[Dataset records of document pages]
▽
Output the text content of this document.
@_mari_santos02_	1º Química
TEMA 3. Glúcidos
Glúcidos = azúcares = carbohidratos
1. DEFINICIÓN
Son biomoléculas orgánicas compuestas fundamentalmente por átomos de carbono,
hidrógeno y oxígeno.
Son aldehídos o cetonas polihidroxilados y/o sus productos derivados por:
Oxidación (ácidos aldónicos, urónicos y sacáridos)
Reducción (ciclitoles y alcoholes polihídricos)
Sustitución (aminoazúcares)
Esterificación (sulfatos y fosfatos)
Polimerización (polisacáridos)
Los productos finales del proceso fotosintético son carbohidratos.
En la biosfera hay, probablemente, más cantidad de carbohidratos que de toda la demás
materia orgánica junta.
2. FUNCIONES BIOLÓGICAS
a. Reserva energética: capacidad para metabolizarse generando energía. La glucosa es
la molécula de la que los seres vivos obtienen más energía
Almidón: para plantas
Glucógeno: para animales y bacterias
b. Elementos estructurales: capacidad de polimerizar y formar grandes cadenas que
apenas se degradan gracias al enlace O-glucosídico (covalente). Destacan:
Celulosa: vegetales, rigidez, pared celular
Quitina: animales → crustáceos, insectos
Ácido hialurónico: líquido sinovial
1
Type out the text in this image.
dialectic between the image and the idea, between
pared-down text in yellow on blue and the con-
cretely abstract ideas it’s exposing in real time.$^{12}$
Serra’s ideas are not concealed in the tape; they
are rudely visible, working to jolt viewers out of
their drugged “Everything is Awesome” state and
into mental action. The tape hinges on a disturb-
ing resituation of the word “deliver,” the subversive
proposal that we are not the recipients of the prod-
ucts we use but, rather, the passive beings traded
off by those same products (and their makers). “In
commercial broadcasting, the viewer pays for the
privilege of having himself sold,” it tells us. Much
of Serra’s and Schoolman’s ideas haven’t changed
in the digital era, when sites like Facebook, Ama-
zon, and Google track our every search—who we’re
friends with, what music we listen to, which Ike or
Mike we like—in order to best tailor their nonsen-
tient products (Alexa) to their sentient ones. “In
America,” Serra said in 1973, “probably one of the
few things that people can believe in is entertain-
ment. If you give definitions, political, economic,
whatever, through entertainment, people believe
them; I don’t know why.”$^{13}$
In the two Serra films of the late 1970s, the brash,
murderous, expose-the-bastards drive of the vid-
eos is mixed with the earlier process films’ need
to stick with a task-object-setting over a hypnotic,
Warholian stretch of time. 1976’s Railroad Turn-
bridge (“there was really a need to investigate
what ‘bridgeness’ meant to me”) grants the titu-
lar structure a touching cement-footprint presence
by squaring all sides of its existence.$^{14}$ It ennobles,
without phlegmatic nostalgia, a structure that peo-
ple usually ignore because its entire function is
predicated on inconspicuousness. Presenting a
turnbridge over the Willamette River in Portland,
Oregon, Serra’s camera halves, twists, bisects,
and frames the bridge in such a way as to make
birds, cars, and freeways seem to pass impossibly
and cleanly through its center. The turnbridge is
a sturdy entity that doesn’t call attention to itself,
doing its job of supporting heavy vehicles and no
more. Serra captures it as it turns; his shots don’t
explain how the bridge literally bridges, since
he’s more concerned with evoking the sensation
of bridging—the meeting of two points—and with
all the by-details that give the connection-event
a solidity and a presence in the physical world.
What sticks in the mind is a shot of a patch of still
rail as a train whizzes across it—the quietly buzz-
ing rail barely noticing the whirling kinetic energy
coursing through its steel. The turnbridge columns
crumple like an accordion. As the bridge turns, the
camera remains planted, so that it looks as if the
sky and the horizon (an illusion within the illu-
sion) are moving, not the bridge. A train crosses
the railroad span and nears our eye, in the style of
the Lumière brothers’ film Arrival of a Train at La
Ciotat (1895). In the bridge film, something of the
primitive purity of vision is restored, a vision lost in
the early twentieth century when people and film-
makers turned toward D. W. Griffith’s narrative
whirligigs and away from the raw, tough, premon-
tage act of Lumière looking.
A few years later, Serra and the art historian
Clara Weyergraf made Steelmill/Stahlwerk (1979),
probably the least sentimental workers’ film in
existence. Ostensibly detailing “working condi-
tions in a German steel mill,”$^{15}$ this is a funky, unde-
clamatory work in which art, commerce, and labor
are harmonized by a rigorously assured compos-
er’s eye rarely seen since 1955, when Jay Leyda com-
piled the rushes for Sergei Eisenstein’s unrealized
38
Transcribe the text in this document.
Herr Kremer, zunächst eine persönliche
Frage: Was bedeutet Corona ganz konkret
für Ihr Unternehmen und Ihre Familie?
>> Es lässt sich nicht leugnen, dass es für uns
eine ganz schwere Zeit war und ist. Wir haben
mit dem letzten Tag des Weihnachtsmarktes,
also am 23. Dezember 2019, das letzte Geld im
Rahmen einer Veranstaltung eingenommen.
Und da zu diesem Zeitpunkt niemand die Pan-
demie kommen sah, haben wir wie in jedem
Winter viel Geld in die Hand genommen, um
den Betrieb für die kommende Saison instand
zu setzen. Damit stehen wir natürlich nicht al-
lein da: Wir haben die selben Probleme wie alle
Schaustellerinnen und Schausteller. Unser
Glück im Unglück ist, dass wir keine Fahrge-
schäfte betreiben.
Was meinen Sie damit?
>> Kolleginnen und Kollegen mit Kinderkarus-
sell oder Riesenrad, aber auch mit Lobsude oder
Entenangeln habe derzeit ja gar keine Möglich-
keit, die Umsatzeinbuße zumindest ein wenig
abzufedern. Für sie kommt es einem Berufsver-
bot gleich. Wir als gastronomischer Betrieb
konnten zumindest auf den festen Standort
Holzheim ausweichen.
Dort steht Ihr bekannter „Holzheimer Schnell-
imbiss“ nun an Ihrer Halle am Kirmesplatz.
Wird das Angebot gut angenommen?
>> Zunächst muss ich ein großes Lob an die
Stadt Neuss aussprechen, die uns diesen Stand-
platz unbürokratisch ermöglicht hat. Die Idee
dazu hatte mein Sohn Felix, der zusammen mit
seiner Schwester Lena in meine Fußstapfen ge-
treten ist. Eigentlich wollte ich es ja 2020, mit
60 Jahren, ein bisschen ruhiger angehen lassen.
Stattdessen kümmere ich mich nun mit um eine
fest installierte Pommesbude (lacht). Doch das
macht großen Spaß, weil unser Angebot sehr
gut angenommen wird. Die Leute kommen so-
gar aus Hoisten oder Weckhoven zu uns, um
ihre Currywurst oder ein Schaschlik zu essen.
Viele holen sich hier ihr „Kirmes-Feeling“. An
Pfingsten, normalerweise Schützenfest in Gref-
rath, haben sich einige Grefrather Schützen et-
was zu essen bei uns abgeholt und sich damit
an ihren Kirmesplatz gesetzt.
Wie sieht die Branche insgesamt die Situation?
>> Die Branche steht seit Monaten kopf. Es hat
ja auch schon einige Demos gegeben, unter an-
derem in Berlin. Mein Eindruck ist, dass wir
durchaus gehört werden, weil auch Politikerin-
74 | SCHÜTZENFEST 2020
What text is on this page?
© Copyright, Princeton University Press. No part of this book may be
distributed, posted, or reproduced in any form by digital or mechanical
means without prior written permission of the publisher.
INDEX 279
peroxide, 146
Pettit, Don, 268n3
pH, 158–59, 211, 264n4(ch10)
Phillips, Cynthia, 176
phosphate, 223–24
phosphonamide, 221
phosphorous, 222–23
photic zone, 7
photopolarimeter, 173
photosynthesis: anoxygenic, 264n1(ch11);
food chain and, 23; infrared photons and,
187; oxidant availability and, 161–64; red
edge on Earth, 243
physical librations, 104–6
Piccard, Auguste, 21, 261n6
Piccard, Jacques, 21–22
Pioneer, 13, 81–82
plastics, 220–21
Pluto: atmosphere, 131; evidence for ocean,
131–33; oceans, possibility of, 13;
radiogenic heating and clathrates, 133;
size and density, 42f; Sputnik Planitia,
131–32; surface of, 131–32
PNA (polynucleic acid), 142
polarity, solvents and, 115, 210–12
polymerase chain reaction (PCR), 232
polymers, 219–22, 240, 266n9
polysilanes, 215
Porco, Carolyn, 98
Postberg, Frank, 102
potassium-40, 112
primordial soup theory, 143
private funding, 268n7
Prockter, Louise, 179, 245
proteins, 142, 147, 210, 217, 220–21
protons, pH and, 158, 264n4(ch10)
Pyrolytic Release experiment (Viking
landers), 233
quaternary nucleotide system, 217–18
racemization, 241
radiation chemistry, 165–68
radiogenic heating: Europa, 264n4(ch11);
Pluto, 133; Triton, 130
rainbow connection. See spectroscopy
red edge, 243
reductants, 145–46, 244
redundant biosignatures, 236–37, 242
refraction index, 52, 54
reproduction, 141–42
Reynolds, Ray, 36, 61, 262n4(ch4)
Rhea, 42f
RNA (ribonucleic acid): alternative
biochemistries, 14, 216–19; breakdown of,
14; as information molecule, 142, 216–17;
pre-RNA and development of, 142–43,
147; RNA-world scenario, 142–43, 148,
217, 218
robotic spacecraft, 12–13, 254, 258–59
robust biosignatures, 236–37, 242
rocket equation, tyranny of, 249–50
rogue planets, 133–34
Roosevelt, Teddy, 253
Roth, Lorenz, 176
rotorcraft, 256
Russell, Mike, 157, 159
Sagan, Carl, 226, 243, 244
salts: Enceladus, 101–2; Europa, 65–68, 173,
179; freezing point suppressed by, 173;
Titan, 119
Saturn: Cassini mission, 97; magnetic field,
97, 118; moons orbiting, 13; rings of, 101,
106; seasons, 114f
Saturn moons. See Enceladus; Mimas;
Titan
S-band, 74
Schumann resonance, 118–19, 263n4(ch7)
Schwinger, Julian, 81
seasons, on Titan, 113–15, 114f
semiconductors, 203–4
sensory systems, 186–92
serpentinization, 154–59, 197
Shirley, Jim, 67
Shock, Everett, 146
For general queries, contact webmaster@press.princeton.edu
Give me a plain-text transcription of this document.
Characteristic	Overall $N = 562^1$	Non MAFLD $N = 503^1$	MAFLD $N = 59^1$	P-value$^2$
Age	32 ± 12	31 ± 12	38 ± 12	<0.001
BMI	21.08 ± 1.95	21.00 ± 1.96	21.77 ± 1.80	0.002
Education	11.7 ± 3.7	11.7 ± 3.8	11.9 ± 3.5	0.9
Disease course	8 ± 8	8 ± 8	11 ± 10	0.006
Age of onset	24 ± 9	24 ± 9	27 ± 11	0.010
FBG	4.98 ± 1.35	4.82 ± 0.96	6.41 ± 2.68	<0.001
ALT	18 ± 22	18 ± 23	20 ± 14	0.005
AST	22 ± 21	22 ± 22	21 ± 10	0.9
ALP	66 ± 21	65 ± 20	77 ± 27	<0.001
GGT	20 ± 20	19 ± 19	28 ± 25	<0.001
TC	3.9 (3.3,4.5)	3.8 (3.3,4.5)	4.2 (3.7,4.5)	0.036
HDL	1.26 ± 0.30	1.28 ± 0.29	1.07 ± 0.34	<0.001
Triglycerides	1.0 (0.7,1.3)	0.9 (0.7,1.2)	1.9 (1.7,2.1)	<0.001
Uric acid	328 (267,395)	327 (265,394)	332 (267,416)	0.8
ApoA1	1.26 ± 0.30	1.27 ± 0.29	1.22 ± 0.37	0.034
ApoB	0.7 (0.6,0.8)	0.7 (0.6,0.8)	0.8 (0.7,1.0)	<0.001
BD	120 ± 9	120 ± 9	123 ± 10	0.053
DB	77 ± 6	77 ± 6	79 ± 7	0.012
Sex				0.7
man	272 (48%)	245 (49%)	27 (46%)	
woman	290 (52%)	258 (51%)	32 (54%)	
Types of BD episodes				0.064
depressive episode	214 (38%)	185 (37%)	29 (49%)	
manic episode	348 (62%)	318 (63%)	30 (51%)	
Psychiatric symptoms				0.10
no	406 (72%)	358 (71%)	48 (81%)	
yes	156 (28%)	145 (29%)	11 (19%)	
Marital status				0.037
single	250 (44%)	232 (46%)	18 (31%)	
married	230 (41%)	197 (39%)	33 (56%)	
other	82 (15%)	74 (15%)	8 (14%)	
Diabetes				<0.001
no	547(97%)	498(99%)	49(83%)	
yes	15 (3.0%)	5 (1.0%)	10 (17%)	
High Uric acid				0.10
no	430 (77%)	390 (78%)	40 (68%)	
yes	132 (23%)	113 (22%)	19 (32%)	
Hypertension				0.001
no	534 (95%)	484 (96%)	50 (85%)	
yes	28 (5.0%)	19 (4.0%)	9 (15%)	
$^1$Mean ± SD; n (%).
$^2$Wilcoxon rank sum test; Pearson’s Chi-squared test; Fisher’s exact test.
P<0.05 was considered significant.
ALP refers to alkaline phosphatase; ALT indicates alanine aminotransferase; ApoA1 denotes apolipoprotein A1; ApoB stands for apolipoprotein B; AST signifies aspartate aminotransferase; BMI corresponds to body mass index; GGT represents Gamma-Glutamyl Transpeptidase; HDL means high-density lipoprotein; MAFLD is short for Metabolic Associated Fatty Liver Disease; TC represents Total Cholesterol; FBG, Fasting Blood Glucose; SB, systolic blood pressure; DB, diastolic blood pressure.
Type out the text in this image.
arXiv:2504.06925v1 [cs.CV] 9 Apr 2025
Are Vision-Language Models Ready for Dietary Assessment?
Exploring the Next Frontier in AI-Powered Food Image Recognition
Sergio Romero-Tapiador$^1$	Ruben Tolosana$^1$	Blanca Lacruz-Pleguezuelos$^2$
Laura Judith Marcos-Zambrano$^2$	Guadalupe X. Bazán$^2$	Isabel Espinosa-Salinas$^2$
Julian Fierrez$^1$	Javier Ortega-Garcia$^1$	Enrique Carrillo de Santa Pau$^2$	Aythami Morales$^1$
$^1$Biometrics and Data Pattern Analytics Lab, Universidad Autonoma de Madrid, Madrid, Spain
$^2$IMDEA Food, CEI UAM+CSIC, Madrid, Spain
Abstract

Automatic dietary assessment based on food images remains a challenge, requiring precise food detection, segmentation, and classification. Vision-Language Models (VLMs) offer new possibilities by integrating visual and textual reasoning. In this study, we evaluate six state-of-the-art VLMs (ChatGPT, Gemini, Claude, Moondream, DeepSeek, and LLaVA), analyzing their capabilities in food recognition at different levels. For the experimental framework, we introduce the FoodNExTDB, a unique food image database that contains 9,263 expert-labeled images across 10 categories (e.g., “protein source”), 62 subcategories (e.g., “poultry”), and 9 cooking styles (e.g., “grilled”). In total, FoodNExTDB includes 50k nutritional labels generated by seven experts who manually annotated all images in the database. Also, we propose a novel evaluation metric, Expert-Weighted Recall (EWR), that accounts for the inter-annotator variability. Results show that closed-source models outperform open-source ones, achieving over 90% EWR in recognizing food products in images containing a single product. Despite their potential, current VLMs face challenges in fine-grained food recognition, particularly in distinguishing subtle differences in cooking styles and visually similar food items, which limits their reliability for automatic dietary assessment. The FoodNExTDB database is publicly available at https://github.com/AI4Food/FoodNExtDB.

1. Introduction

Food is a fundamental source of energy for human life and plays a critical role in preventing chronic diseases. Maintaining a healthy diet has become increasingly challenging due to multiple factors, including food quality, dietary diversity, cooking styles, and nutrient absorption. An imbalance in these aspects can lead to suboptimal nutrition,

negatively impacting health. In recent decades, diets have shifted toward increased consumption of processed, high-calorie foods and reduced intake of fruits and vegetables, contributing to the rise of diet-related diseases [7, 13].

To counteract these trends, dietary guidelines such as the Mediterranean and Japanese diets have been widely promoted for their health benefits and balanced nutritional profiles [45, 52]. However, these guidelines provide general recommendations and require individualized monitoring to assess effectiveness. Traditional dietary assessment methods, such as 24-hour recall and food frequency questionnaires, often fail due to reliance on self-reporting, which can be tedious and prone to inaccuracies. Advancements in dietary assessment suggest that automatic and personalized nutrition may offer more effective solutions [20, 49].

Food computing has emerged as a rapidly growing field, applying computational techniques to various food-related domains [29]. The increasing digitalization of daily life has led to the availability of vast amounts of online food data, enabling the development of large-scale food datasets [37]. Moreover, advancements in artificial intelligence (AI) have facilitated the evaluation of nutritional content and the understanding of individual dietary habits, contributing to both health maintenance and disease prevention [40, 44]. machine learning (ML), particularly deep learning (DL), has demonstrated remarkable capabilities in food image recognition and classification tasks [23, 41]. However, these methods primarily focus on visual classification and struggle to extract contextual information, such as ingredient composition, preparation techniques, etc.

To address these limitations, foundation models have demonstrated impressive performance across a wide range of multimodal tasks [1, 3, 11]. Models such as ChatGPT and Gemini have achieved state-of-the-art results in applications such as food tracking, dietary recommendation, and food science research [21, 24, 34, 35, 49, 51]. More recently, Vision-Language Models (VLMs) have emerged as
△
▸ **Try it**: Among the lines above, return those that contain the string "tape".

▸ **Task response**:
Serra’s ideas are not concealed in the tape; they
into mental action. The tape hinges on a disturb-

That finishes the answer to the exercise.